SET TASK
Each line should be copied exactly.

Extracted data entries
>> START
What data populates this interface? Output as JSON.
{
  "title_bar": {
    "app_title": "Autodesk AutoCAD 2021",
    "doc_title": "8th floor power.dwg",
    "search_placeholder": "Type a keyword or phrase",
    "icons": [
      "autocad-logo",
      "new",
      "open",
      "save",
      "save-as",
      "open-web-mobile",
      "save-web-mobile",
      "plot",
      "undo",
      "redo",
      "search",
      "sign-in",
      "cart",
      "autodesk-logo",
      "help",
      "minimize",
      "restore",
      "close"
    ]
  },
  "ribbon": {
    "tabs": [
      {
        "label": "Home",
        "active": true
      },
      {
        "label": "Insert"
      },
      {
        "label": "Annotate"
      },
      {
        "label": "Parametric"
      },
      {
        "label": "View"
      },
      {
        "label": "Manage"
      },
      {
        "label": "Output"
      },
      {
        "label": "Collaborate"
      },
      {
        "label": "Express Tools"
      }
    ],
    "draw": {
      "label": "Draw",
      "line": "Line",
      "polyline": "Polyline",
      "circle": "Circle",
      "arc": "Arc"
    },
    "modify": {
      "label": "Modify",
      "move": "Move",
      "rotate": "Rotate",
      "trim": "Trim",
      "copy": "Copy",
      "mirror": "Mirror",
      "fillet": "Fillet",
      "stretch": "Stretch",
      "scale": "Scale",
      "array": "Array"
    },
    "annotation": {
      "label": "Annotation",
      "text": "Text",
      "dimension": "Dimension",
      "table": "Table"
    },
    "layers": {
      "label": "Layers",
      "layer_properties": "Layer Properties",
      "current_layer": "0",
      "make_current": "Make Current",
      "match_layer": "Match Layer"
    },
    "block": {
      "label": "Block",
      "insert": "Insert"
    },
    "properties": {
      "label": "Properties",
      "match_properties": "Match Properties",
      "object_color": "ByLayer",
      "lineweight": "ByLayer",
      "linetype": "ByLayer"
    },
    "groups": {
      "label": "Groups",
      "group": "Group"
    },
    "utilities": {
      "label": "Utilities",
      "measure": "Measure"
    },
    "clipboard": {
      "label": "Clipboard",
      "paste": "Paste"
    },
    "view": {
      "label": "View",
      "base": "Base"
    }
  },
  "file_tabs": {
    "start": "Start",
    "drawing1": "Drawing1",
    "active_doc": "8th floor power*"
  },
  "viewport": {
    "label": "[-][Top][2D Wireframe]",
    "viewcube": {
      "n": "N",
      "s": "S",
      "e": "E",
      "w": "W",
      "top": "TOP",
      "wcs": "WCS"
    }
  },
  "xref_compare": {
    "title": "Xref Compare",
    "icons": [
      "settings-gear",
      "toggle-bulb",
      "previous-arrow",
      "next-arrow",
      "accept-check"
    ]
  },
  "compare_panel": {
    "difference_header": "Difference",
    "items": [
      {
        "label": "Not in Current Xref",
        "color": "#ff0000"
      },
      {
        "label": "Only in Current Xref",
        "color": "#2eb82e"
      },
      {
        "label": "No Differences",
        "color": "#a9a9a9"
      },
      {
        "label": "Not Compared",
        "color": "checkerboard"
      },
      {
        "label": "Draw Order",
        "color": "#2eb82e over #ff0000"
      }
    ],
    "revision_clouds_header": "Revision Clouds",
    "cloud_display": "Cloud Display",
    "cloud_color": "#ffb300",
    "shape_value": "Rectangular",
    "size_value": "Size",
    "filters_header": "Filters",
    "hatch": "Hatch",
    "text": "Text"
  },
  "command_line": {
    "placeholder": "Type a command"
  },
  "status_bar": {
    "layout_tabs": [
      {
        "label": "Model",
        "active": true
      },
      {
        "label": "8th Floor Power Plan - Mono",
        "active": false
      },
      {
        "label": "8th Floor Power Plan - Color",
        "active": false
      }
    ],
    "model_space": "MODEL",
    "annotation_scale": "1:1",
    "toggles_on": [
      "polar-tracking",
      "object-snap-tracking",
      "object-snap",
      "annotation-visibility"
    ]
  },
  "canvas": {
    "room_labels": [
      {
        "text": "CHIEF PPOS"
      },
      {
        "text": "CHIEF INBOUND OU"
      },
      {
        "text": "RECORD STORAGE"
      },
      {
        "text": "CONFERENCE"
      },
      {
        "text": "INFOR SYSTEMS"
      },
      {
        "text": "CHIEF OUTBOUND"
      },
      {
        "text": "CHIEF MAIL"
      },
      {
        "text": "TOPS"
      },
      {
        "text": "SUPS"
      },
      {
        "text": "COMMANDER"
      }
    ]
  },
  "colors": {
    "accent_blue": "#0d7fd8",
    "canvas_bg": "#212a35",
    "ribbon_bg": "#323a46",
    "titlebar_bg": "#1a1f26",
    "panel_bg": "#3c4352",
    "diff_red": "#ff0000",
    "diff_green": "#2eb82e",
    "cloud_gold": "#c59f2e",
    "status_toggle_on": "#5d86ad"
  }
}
>> END
OUTPUT FOR THIS TASK
What data populates this interface? Output as JSON.
{
  "title_bar": {
    "app_title": "Autodesk AutoCAD 2021",
    "doc_title": "8th floor power.dwg",
    "search_placeholder": "Type a keyword or phrase",
    "icons": [
      "autocad-logo",
      "new",
      "open",
      "save",
      "save-as",
      "open-web-mobile",
      "save-web-mobile",
      "plot",
      "undo",
      "redo",
      "search",
      "sign-in",
      "cart",
      "autodesk-logo",
      "help",
      "minimize",
      "restore",
      "close"
    ]
  },
  "ribbon": {
    "tabs": [
      {
        "label": "Home",
        "active": true
      },
      {
        "label": "Insert"
      },
      {
        "label": "Annotate"
      },
      {
        "label": "Parametric"
      },
      {
        "label": "View"
      },
      {
        "label": "Manage"
      },
      {
        "label": "Output"
      },
      {
        "label": "Collaborate"
      },
      {
        "label": "Express Tools"
      }
    ],
    "draw": {
      "label": "Draw",
      "line": "Line",
      "polyline": "Polyline",
      "circle": "Circle",
      "arc": "Arc"
    },
    "modify": {
      "label": "Modify",
      "move": "Move",
      "rotate": "Rotate",
      "trim": "Trim",
      "copy": "Copy",
      "mirror": "Mirror",
      "fillet": "Fillet",
      "stretch": "Stretch",
      "scale": "Scale",
      "array": "Array"
    },
    "annotation": {
      "label": "Annotation",
      "text": "Text",
      "dimension": "Dimension",
      "table": "Table"
    },
    "layers": {
      "label": "Layers",
      "layer_properties": "Layer Properties",
      "current_layer": "0",
      "make_current": "Make Current",
      "match_layer": "Match Layer"
    },
    "block": {
      "label": "Block",
      "insert": "Insert"
    },
    "properties": {
      "label": "Properties",
      "match_properties": "Match Properties",
      "object_color": "ByLayer",
      "lineweight": "ByLayer",
      "linetype": "ByLayer"
    },
    "groups": {
      "label": "Groups",
      "group": "Group"
    },
    "utilities": {
      "label": "Utilities",
      "measure": "Measure"
    },
    "clipboard": {
      "label": "Clipboard",
      "paste": "Paste"
    },
    "view": {
      "label": "View",
      "base": "Base"
    }
  },
  "file_tabs": {
    "start": "Start",
    "drawing1": "Drawing1",
    "active_doc": "8th floor power*"
  },
  "viewport": {
    "label": "[-][Top][2D Wireframe]",
    "viewcube": {
      "n": "N",
      "s": "S",
      "e": "E",
      "w": "W",
      "top": "TOP",
      "wcs": "WCS"
    }
  },
  "xref_compare": {
    "title": "Xref Compare",
    "icons": [
      "settings-gear",
      "toggle-bulb",
      "previous-arrow",
      "next-arrow",
      "accept-check"
    ]
  },
  "compare_panel": {
    "difference_header": "Difference",
    "items": [
      {
        "label": "Not in Current Xref",
        "color": "#ff0000"
      },
      {
        "label": "Only in Current Xref",
        "color": "#2eb82e"
      },
      {
        "label": "No Differences",
        "color": "#a9a9a9"
      },
      {
        "label": "Not Compared",
        "color": "checkerboard"
      },
      {
        "label": "Draw Order",
        "color": "#2eb82e over #ff0000"
      }
    ],
    "revision_clouds_header": "Revision Clouds",
    "cloud_display": "Cloud Display",
    "cloud_color": "#ffb300",
    "shape_value": "Rectangular",
    "size_value": "Size",
    "filters_header": "Filters",
    "hatch": "Hatch",
    "text": "Text"
  },
  "command_line": {
    "placeholder": "Type a command"
  },
  "status_bar": {
    "layout_tabs": [
      {
        "label": "Model",
        "active": true
      },
      {
        "label": "8th Floor Power Plan - Mono",
        "active": false
      },
      {
        "label": "8th Floor Power Plan - Color",
        "active": false
      }
    ],
    "model_space": "MODEL",
    "annotation_scale": "1:1",
    "toggles_on": [
      "polar-tracking",
      "object-snap-tracking",
      "object-snap",
      "annotation-visibility"
    ]
  },
  "canvas": {
    "room_labels": [
      {
        "text": "CHIEF PPOS"
      },
      {
        "text": "CHIEF INBOUND OU"
      },
      {
        "text": "RECORD STORAGE"
      },
      {
        "text": "CONFERENCE"
      },
      {
        "text": "INFOR SYSTEMS"
      },
      {
        "text": "CHIEF OUTBOUND"
      },
      {
        "text": "CHIEF MAIL"
      },
      {
        "text": "TOPS"
      },
      {
        "text": "SUPS"
      },
      {
        "text": "COMMANDER"
      }
    ]
  },
  "colors": {
    "accent_blue": "#0d7fd8",
    "canvas_bg": "#212a35",
    "ribbon_bg": "#323a46",
    "titlebar_bg": "#1a1f26",
    "panel_bg": "#3c4352",
    "diff_red": "#ff0000",
    "diff_green": "#2eb82e",
    "cloud_gold": "#c59f2e",
    "status_toggle_on": "#5d86ad"
  }
}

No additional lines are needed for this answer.